Reply with only the number of lines that contain the string "Trending".

=== SUPPLIED DATA ===

::::

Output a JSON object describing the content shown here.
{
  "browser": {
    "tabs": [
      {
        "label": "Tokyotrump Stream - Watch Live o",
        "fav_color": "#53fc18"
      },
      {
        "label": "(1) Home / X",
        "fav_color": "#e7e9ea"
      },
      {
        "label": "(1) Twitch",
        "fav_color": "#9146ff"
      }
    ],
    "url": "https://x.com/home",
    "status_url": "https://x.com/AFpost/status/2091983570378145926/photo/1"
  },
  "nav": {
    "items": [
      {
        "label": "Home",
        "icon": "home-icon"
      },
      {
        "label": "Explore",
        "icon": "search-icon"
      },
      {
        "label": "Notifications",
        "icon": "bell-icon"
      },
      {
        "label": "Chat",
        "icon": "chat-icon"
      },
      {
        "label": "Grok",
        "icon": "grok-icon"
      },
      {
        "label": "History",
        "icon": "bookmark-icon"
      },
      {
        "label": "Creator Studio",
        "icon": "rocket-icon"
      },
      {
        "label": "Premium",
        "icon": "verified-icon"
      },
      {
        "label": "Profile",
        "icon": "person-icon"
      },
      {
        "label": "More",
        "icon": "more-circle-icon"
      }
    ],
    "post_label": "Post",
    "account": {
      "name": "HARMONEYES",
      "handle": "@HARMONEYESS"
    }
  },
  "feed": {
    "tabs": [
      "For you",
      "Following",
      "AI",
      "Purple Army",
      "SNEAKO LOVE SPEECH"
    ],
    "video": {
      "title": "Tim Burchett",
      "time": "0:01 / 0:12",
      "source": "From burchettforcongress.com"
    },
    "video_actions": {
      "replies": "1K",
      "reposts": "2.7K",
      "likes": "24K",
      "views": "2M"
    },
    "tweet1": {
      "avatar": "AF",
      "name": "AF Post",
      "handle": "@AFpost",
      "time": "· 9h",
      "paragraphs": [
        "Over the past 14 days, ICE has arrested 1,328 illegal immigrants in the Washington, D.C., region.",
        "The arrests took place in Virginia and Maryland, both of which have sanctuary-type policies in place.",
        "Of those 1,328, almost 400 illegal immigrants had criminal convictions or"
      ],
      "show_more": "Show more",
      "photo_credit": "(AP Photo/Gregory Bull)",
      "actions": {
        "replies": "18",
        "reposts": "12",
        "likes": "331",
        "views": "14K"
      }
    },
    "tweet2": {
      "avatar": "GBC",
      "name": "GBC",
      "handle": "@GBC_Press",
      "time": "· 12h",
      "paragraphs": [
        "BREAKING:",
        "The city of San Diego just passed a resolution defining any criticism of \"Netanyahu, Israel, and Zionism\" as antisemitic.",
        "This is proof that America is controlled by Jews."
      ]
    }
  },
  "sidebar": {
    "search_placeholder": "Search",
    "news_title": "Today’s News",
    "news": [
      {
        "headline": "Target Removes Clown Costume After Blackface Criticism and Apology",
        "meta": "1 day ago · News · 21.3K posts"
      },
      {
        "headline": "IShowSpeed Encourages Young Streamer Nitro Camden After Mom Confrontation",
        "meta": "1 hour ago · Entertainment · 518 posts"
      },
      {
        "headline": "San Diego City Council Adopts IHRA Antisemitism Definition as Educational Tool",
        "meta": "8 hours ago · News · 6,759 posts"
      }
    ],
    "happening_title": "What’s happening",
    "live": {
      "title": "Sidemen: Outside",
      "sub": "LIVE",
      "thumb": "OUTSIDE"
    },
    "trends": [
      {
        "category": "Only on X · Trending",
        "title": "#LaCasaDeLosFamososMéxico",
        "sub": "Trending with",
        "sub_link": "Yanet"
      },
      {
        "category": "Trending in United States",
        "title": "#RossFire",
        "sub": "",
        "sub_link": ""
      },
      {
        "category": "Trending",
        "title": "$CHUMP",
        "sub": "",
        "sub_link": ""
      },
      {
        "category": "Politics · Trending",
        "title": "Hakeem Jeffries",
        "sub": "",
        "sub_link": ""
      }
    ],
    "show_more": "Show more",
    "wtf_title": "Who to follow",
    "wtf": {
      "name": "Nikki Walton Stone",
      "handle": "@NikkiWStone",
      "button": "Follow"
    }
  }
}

::::

=== WRITTEN SOLUTION ===
5